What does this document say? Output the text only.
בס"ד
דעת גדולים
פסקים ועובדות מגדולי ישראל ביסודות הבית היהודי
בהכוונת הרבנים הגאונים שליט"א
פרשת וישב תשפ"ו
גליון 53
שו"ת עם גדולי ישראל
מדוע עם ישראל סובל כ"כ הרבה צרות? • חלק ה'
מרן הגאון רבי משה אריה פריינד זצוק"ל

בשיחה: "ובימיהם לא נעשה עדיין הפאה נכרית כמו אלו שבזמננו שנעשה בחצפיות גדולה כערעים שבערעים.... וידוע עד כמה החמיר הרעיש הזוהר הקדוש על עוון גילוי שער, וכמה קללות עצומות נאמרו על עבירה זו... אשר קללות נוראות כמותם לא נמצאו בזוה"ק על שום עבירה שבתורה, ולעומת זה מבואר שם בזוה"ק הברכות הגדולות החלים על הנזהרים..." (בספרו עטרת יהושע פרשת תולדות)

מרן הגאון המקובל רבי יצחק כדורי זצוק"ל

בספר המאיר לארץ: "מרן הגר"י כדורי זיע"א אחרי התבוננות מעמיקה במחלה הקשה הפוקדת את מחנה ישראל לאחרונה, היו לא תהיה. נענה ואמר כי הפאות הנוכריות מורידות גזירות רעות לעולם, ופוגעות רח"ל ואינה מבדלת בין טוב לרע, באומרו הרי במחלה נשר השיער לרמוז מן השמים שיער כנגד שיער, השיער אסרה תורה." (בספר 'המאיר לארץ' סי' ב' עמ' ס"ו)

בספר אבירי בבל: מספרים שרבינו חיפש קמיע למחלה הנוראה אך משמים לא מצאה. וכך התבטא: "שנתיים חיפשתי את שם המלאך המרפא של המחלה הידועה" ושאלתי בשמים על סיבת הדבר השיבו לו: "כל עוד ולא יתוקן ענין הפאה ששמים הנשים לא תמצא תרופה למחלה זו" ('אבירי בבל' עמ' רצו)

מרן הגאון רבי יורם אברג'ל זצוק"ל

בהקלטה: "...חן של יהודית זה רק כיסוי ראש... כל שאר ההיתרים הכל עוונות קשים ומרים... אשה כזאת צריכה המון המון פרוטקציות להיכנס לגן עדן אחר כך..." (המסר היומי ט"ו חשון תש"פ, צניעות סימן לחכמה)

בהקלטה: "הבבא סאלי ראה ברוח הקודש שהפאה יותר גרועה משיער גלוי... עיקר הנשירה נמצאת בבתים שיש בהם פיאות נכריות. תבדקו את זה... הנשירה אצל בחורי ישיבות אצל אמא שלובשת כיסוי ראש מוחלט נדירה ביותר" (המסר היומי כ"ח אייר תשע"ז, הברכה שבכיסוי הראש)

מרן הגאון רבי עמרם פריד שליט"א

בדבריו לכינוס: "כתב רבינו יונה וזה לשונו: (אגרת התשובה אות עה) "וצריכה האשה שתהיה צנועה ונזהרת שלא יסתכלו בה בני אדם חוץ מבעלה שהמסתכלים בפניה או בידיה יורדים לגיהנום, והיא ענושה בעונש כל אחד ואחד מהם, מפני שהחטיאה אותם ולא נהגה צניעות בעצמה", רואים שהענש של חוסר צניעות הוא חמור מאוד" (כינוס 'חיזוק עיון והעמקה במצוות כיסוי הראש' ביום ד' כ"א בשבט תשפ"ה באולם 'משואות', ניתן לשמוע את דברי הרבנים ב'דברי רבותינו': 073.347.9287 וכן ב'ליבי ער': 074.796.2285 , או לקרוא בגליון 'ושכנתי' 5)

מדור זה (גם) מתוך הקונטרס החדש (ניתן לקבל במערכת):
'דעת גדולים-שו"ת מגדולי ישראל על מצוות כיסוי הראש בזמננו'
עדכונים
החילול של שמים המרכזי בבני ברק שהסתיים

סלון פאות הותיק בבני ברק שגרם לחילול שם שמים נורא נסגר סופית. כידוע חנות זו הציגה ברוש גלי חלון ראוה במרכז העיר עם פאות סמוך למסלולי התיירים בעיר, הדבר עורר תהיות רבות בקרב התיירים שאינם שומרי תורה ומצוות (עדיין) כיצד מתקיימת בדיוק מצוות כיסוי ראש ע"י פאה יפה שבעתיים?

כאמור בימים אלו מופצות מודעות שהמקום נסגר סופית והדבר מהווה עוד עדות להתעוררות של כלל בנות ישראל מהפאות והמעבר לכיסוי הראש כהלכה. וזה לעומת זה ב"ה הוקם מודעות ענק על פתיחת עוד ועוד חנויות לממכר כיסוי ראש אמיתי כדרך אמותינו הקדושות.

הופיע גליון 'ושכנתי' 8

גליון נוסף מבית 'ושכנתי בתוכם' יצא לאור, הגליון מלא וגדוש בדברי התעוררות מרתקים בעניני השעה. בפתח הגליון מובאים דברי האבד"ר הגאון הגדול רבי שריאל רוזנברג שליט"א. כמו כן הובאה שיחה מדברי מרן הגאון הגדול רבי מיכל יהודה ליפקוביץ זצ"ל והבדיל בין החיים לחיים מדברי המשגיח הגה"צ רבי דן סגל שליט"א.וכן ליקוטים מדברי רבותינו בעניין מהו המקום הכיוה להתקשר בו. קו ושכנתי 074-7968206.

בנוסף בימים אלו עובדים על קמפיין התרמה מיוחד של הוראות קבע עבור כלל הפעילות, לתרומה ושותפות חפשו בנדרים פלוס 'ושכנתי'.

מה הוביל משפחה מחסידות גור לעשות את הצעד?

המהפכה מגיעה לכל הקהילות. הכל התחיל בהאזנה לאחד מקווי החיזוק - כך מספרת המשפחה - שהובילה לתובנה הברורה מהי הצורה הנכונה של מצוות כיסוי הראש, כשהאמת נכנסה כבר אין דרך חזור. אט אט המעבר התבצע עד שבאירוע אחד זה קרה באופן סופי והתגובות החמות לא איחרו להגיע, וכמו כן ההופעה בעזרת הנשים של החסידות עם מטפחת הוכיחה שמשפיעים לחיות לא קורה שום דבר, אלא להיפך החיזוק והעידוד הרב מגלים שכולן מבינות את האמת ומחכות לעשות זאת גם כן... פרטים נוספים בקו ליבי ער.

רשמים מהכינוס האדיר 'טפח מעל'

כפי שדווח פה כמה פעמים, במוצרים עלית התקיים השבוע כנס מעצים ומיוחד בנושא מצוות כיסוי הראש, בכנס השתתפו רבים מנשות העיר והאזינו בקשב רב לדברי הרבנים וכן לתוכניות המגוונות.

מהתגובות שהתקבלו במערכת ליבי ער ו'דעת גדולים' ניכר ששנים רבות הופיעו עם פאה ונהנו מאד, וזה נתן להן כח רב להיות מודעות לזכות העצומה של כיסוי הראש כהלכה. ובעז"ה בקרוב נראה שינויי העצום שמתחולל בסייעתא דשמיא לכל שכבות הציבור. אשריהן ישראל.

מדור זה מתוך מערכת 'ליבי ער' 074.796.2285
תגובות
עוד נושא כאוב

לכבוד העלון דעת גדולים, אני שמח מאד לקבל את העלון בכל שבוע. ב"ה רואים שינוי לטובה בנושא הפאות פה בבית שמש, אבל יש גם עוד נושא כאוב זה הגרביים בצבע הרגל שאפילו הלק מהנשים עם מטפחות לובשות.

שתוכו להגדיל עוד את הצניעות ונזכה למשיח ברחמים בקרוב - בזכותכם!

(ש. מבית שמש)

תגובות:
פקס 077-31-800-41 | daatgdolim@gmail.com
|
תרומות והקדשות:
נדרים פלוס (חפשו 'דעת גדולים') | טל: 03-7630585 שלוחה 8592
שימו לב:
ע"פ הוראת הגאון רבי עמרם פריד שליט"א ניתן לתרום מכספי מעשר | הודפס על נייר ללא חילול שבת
* * *
▸ Problem requirements
Copy every line of the records word for word.

▸ Complete answer
What does this document say? Output the text only.
בס"ד
דעת גדולים
פסקים ועובדות מגדולי ישראל ביסודות הבית היהודי
בהכוונת הרבנים הגאונים שליט"א
פרשת וישב תשפ"ו
גליון 53
שו"ת עם גדולי ישראל
מדוע עם ישראל סובל כ"כ הרבה צרות? • חלק ה'
מרן הגאון רבי משה אריה פריינד זצוק"ל

בשיחה: "ובימיהם לא נעשה עדיין הפאה נכרית כמו אלו שבזמננו שנעשה בחצפיות גדולה כערעים שבערעים.... וידוע עד כמה החמיר הרעיש הזוהר הקדוש על עוון גילוי שער, וכמה קללות עצומות נאמרו על עבירה זו... אשר קללות נוראות כמותם לא נמצאו בזוה"ק על שום עבירה שבתורה, ולעומת זה מבואר שם בזוה"ק הברכות הגדולות החלים על הנזהרים..." (בספרו עטרת יהושע פרשת תולדות)

מרן הגאון המקובל רבי יצחק כדורי זצוק"ל

בספר המאיר לארץ: "מרן הגר"י כדורי זיע"א אחרי התבוננות מעמיקה במחלה הקשה הפוקדת את מחנה ישראל לאחרונה, היו לא תהיה. נענה ואמר כי הפאות הנוכריות מורידות גזירות רעות לעולם, ופוגעות רח"ל ואינה מבדלת בין טוב לרע, באומרו הרי במחלה נשר השיער לרמוז מן השמים שיער כנגד שיער, השיער אסרה תורה." (בספר 'המאיר לארץ' סי' ב' עמ' ס"ו)

בספר אבירי בבל: מספרים שרבינו חיפש קמיע למחלה הנוראה אך משמים לא מצאה. וכך התבטא: "שנתיים חיפשתי את שם המלאך המרפא של המחלה הידועה" ושאלתי בשמים על סיבת הדבר השיבו לו: "כל עוד ולא יתוקן ענין הפאה ששמים הנשים לא תמצא תרופה למחלה זו" ('אבירי בבל' עמ' רצו)

מרן הגאון רבי יורם אברג'ל זצוק"ל

בהקלטה: "...חן של יהודית זה רק כיסוי ראש... כל שאר ההיתרים הכל עוונות קשים ומרים... אשה כזאת צריכה המון המון פרוטקציות להיכנס לגן עדן אחר כך..." (המסר היומי ט"ו חשון תש"פ, צניעות סימן לחכמה)

בהקלטה: "הבבא סאלי ראה ברוח הקודש שהפאה יותר גרועה משיער גלוי... עיקר הנשירה נמצאת בבתים שיש בהם פיאות נכריות. תבדקו את זה... הנשירה אצל בחורי ישיבות אצל אמא שלובשת כיסוי ראש מוחלט נדירה ביותר" (המסר היומי כ"ח אייר תשע"ז, הברכה שבכיסוי הראש)

מרן הגאון רבי עמרם פריד שליט"א

בדבריו לכינוס: "כתב רבינו יונה וזה לשונו: (אגרת התשובה אות עה) "וצריכה האשה שתהיה צנועה ונזהרת שלא יסתכלו בה בני אדם חוץ מבעלה שהמסתכלים בפניה או בידיה יורדים לגיהנום, והיא ענושה בעונש כל אחד ואחד מהם, מפני שהחטיאה אותם ולא נהגה צניעות בעצמה", רואים שהענש של חוסר צניעות הוא חמור מאוד" (כינוס 'חיזוק עיון והעמקה במצוות כיסוי הראש' ביום ד' כ"א בשבט תשפ"ה באולם 'משואות', ניתן לשמוע את דברי הרבנים ב'דברי רבותינו': 073.347.9287 וכן ב'ליבי ער': 074.796.2285 , או לקרוא בגליון 'ושכנתי' 5)

מדור זה (גם) מתוך הקונטרס החדש (ניתן לקבל במערכת):
'דעת גדולים-שו"ת מגדולי ישראל על מצוות כיסוי הראש בזמננו'
עדכונים
החילול של שמים המרכזי בבני ברק שהסתיים

סלון פאות הותיק בבני ברק שגרם לחילול שם שמים נורא נסגר סופית. כידוע חנות זו הציגה ברוש גלי חלון ראוה במרכז העיר עם פאות סמוך למסלולי התיירים בעיר, הדבר עורר תהיות רבות בקרב התיירים שאינם שומרי תורה ומצוות (עדיין) כיצד מתקיימת בדיוק מצוות כיסוי ראש ע"י פאה יפה שבעתיים?

כאמור בימים אלו מופצות מודעות שהמקום נסגר סופית והדבר מהווה עוד עדות להתעוררות של כלל בנות ישראל מהפאות והמעבר לכיסוי הראש כהלכה. וזה לעומת זה ב"ה הוקם מודעות ענק על פתיחת עוד ועוד חנויות לממכר כיסוי ראש אמיתי כדרך אמותינו הקדושות.

הופיע גליון 'ושכנתי' 8

גליון נוסף מבית 'ושכנתי בתוכם' יצא לאור, הגליון מלא וגדוש בדברי התעוררות מרתקים בעניני השעה. בפתח הגליון מובאים דברי האבד"ר הגאון הגדול רבי שריאל רוזנברג שליט"א. כמו כן הובאה שיחה מדברי מרן הגאון הגדול רבי מיכל יהודה ליפקוביץ זצ"ל והבדיל בין החיים לחיים מדברי המשגיח הגה"צ רבי דן סגל שליט"א.וכן ליקוטים מדברי רבותינו בעניין מהו המקום הכיוה להתקשר בו. קו ושכנתי 074-7968206.

בנוסף בימים אלו עובדים על קמפיין התרמה מיוחד של הוראות קבע עבור כלל הפעילות, לתרומה ושותפות חפשו בנדרים פלוס 'ושכנתי'.

מה הוביל משפחה מחסידות גור לעשות את הצעד?

המהפכה מגיעה לכל הקהילות. הכל התחיל בהאזנה לאחד מקווי החיזוק - כך מספרת המשפחה - שהובילה לתובנה הברורה מהי הצורה הנכונה של מצוות כיסוי הראש, כשהאמת נכנסה כבר אין דרך חזור. אט אט המעבר התבצע עד שבאירוע אחד זה קרה באופן סופי והתגובות החמות לא איחרו להגיע, וכמו כן ההופעה בעזרת הנשים של החסידות עם מטפחת הוכיחה שמשפיעים לחיות לא קורה שום דבר, אלא להיפך החיזוק והעידוד הרב מגלים שכולן מבינות את האמת ומחכות לעשות זאת גם כן... פרטים נוספים בקו ליבי ער.

רשמים מהכינוס האדיר 'טפח מעל'

כפי שדווח פה כמה פעמים, במוצרים עלית התקיים השבוע כנס מעצים ומיוחד בנושא מצוות כיסוי הראש, בכנס השתתפו רבים מנשות העיר והאזינו בקשב רב לדברי הרבנים וכן לתוכניות המגוונות.

מהתגובות שהתקבלו במערכת ליבי ער ו'דעת גדולים' ניכר ששנים רבות הופיעו עם פאה ונהנו מאד, וזה נתן להן כח רב להיות מודעות לזכות העצומה של כיסוי הראש כהלכה. ובעז"ה בקרוב נראה שינויי העצום שמתחולל בסייעתא דשמיא לכל שכבות הציבור. אשריהן ישראל.

מדור זה מתוך מערכת 'ליבי ער' 074.796.2285
תגובות
עוד נושא כאוב

לכבוד העלון דעת גדולים, אני שמח מאד לקבל את העלון בכל שבוע. ב"ה רואים שינוי לטובה בנושא הפאות פה בבית שמש, אבל יש גם עוד נושא כאוב זה הגרביים בצבע הרגל שאפילו הלק מהנשים עם מטפחות לובשות.

שתוכו להגדיל עוד את הצניעות ונזכה למשיח ברחמים בקרוב - בזכותכם!

(ש. מבית שמש)

תגובות:
פקס 077-31-800-41 | daatgdolim@gmail.com
|
תרומות והקדשות:
נדרים פלוס (חפשו 'דעת גדולים') | טל: 03-7630585 שלוחה 8592
שימו לב:
ע"פ הוראת הגאון רבי עמרם פריד שליט"א ניתן לתרום מכספי מעשר | הודפס על נייר ללא חילול שבת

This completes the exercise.